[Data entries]
○ ○ ○ ○ ○ ○ ○

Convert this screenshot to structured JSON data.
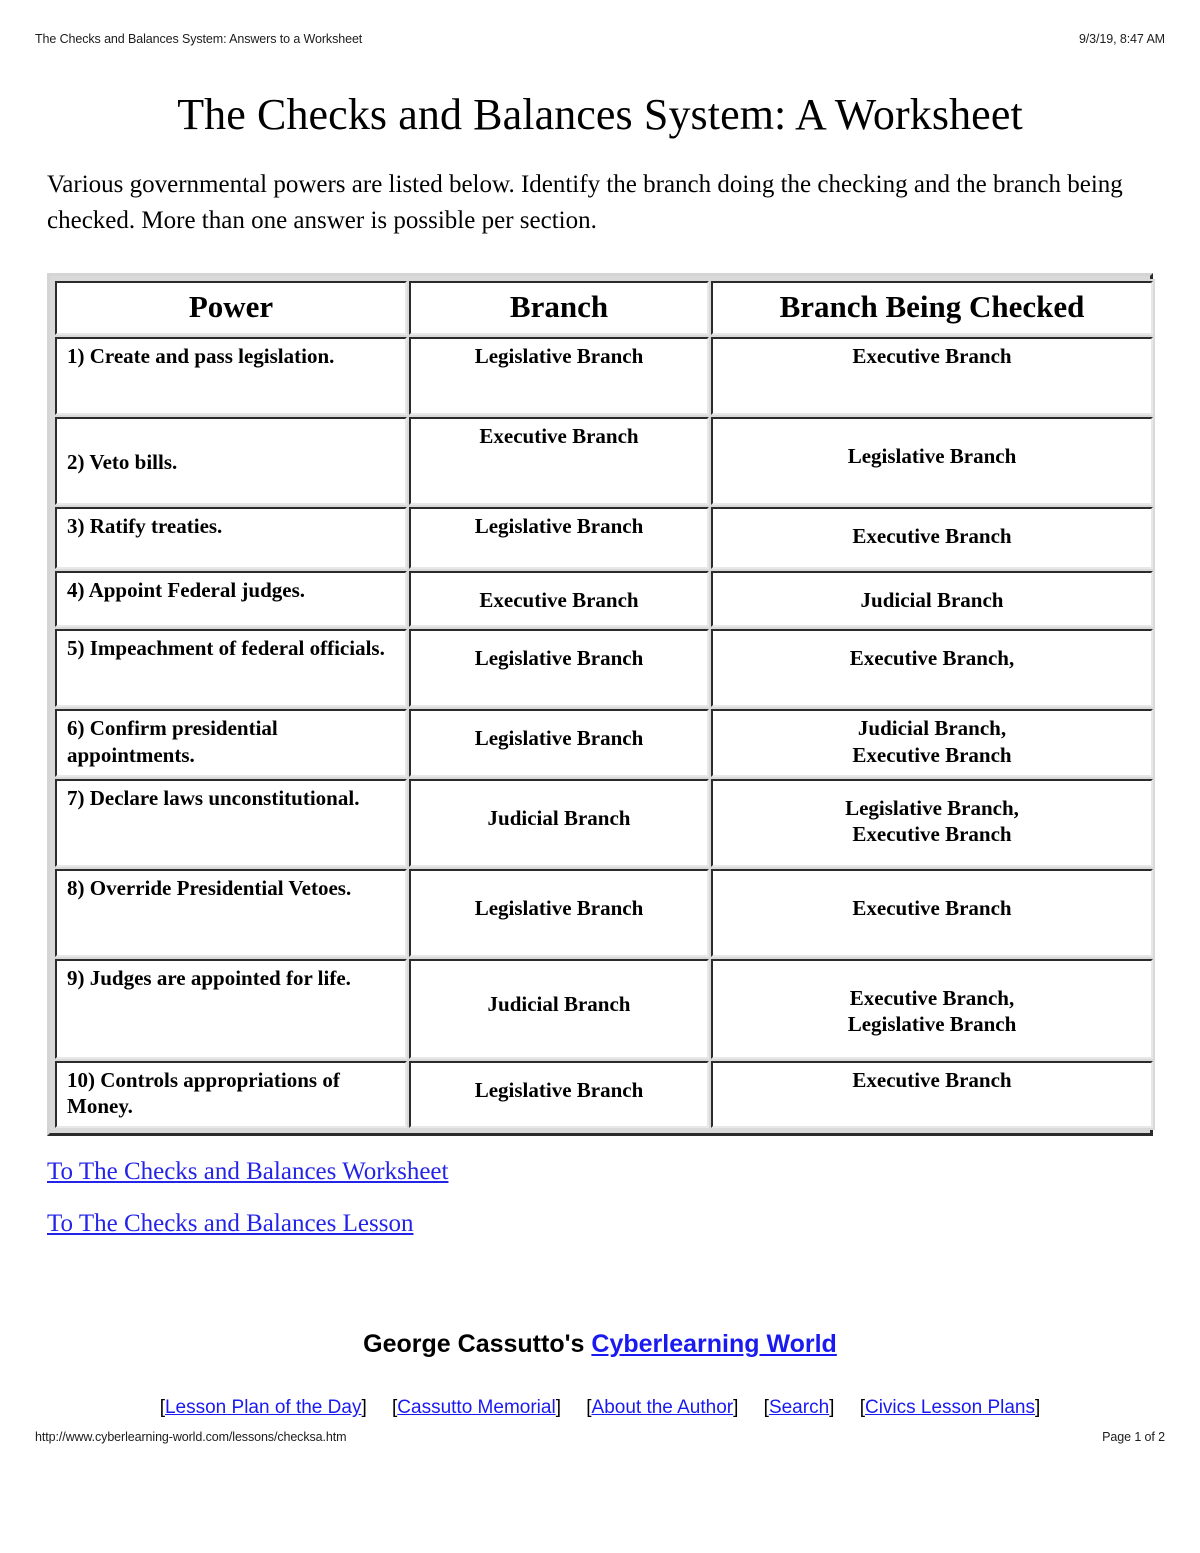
{
  "print_header": {
    "left": "The Checks and Balances System: Answers to a Worksheet",
    "right": "9/3/19, 8:47 AM"
  },
  "print_footer": {
    "url": "http://www.cyberlearning-world.com/lessons/checksa.htm",
    "page": "Page 1 of 2"
  },
  "document": {
    "title": "The Checks and Balances System: A Worksheet",
    "intro": "Various governmental powers are listed below. Identify the branch doing the checking and the branch being checked. More than one answer is possible per section."
  },
  "table": {
    "headers": {
      "power": "Power",
      "branch": "Branch",
      "checked": "Branch Being Checked"
    },
    "rows": [
      {
        "power": "1) Create and pass legislation.",
        "branch": "Legislative Branch",
        "checked": "Executive Branch"
      },
      {
        "power": "2) Veto bills.",
        "branch": "Executive Branch",
        "checked": "Legislative Branch"
      },
      {
        "power": "3) Ratify treaties.",
        "branch": "Legislative Branch",
        "checked": "Executive Branch"
      },
      {
        "power": "4) Appoint Federal judges.",
        "branch": "Executive Branch",
        "checked": "Judicial Branch"
      },
      {
        "power": "5) Impeachment of federal officials.",
        "branch": "Legislative Branch",
        "checked": "Executive Branch,"
      },
      {
        "power": "6) Confirm presidential appointments.",
        "branch": "Legislative Branch",
        "checked_line1": "Judicial Branch,",
        "checked_line2": "Executive Branch"
      },
      {
        "power": "7) Declare laws unconstitutional.",
        "branch": "Judicial Branch",
        "checked_line1": "Legislative Branch,",
        "checked_line2": "Executive Branch"
      },
      {
        "power": "8) Override Presidential Vetoes.",
        "branch": "Legislative Branch",
        "checked": "Executive Branch"
      },
      {
        "power": "9) Judges are appointed for life.",
        "branch": "Judicial Branch",
        "checked_line1": "Executive Branch,",
        "checked_line2": "Legislative Branch"
      },
      {
        "power": "10) Controls appropriations of Money.",
        "branch": "Legislative Branch",
        "checked": "Executive Branch"
      }
    ]
  },
  "links": {
    "worksheet": "To The Checks and Balances Worksheet",
    "lesson": "To The Checks and Balances Lesson"
  },
  "site_footer": {
    "byline_prefix": "George Cassutto's ",
    "byline_link": "Cyberlearning World",
    "nav": [
      "Lesson Plan of the Day",
      "Cassutto Memorial",
      "About the Author",
      "Search",
      "Civics Lesson Plans"
    ],
    "bracket_open": "[",
    "bracket_close": "]"
  },
  "colors": {
    "link": "#2424e8",
    "text": "#000000",
    "table_frame": "#d9d9d9",
    "table_shadow": "#2b2b2b"
  }
}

○ ○ ○ ○ ○ ○ ○

◆ **Written instruction**: Lines from the records above that hold "Balances" are the ones to list.

◆ **Answer to this exercise**:
    "left": "The Checks and Balances System: Answers to a Worksheet",
    "title": "The Checks and Balances System: A Worksheet",
    "worksheet": "To The Checks and Balances Worksheet",
    "lesson": "To The Checks and Balances Lesson"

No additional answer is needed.